>> Start Dataset extract

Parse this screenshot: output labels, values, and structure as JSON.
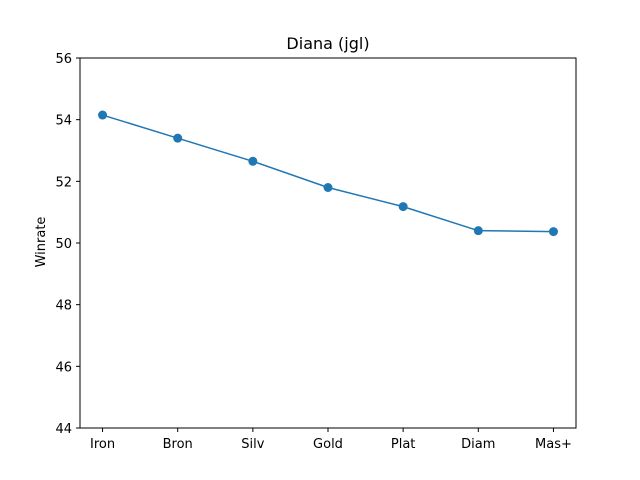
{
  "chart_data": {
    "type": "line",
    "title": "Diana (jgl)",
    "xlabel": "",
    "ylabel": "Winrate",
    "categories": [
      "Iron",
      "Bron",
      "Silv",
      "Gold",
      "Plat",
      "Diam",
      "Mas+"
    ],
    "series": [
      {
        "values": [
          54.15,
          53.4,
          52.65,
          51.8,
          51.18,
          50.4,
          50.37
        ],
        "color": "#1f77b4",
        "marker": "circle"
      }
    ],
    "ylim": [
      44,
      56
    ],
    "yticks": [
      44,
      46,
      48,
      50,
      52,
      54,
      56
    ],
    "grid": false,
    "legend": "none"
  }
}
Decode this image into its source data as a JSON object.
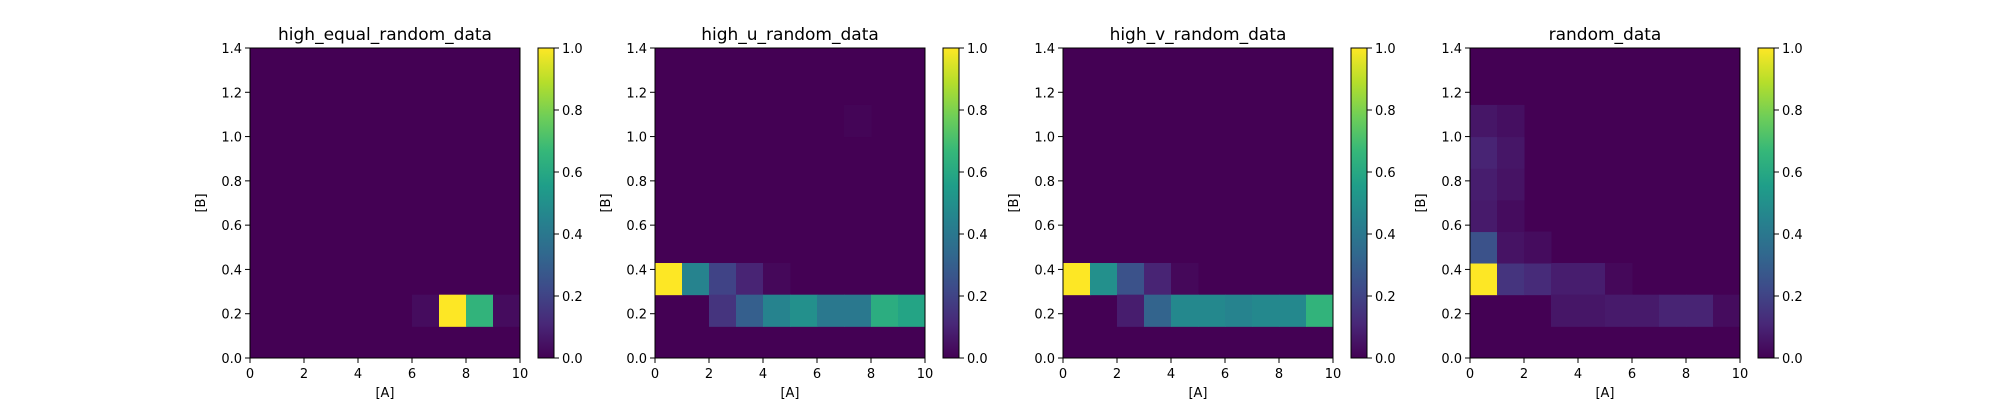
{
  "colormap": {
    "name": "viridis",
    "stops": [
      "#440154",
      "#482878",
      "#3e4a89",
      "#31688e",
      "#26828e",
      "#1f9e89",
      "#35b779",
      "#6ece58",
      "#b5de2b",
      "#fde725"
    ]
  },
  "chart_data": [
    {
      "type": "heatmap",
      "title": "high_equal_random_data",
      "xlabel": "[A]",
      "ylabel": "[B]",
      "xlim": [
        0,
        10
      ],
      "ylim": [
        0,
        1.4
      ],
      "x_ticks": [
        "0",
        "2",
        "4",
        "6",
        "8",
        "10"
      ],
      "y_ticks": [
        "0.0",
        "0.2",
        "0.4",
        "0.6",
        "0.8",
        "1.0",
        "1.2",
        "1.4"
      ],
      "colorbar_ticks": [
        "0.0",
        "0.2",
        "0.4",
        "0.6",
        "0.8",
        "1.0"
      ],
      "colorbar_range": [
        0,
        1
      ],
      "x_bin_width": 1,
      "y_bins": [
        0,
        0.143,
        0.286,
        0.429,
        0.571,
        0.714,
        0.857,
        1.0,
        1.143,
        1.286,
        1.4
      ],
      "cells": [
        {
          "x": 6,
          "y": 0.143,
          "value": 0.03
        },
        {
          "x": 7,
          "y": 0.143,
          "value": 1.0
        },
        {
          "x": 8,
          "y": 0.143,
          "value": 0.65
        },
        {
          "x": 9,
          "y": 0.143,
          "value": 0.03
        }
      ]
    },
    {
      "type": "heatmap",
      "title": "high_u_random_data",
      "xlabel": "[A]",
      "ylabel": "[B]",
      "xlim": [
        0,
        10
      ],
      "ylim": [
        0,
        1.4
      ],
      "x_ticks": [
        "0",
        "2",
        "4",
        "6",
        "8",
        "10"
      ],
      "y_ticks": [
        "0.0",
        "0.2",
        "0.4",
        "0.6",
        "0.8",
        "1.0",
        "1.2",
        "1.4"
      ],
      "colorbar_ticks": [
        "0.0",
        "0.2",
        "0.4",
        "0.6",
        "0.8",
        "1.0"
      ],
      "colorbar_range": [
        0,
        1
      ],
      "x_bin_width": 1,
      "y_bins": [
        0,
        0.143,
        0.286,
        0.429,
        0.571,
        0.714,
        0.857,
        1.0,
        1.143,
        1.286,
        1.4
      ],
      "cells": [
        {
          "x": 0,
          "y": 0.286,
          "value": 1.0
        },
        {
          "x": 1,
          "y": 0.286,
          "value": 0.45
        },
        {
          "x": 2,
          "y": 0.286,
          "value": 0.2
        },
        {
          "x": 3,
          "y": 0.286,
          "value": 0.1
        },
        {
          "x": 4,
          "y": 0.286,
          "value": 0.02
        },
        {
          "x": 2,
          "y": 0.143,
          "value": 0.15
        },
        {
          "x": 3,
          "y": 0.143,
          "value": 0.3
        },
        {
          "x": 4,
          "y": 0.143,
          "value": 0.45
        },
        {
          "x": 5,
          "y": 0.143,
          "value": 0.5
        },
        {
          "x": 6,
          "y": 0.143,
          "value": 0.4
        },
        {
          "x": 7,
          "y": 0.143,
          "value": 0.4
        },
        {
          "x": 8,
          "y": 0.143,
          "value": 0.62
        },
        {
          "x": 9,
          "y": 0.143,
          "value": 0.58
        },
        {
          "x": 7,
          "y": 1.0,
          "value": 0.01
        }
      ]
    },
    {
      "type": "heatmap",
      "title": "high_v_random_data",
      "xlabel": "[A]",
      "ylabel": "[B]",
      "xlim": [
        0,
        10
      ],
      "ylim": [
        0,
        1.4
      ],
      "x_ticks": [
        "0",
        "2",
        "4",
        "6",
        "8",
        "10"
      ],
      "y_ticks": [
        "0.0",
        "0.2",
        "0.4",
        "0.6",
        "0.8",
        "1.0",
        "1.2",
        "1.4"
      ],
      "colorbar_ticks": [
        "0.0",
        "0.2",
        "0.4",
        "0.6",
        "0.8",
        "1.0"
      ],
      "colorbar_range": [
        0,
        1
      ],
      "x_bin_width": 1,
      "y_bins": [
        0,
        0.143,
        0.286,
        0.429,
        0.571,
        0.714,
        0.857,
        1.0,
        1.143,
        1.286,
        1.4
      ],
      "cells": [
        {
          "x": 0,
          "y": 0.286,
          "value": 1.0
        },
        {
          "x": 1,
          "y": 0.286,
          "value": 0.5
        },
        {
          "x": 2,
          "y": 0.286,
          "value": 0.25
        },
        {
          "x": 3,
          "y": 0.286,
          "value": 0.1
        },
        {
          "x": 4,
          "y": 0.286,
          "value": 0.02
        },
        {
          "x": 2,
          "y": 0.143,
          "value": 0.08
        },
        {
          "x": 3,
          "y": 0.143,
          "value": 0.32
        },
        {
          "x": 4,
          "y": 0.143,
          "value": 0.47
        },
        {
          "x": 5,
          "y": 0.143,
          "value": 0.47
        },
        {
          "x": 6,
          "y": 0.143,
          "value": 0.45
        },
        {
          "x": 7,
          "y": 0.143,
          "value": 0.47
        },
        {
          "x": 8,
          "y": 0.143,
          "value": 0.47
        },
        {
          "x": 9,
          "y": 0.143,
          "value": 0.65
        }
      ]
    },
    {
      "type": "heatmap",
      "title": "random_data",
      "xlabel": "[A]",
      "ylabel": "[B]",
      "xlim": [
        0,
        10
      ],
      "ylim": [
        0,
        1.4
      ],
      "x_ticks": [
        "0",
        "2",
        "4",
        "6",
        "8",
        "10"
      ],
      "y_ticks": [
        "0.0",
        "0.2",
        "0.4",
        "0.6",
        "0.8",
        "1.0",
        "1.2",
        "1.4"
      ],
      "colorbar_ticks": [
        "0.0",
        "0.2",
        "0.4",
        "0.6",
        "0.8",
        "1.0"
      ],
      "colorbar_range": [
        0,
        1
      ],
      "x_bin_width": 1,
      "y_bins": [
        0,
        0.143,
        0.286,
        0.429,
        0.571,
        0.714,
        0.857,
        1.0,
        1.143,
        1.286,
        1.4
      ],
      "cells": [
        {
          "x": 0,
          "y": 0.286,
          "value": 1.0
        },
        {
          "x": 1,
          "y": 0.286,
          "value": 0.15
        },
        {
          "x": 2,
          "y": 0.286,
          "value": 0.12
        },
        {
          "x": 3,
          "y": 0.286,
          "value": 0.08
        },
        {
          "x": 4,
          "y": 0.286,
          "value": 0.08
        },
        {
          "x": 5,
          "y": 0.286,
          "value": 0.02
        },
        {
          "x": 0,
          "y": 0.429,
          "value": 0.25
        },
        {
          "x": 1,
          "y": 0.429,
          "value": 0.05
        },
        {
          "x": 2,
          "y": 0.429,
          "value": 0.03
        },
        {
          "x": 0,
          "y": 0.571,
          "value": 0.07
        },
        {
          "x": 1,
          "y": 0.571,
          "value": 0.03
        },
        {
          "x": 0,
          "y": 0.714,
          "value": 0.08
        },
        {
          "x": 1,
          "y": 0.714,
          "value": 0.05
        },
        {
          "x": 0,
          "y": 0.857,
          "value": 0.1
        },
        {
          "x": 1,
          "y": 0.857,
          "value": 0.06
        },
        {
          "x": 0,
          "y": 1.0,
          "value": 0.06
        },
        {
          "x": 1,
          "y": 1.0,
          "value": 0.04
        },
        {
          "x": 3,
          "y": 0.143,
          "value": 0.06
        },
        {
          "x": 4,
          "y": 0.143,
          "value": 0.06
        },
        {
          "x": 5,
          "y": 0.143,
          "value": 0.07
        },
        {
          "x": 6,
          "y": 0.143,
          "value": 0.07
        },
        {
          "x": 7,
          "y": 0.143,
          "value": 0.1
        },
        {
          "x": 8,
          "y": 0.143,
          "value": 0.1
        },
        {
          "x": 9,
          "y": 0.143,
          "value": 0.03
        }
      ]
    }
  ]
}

>> End Dataset extract

-- Job --
In the listing above, find each line with the word "this" and copy it.

-- Task answer --
Parse this screenshot: output labels, values, and structure as JSON.
Decode this image into its source data as a JSON object.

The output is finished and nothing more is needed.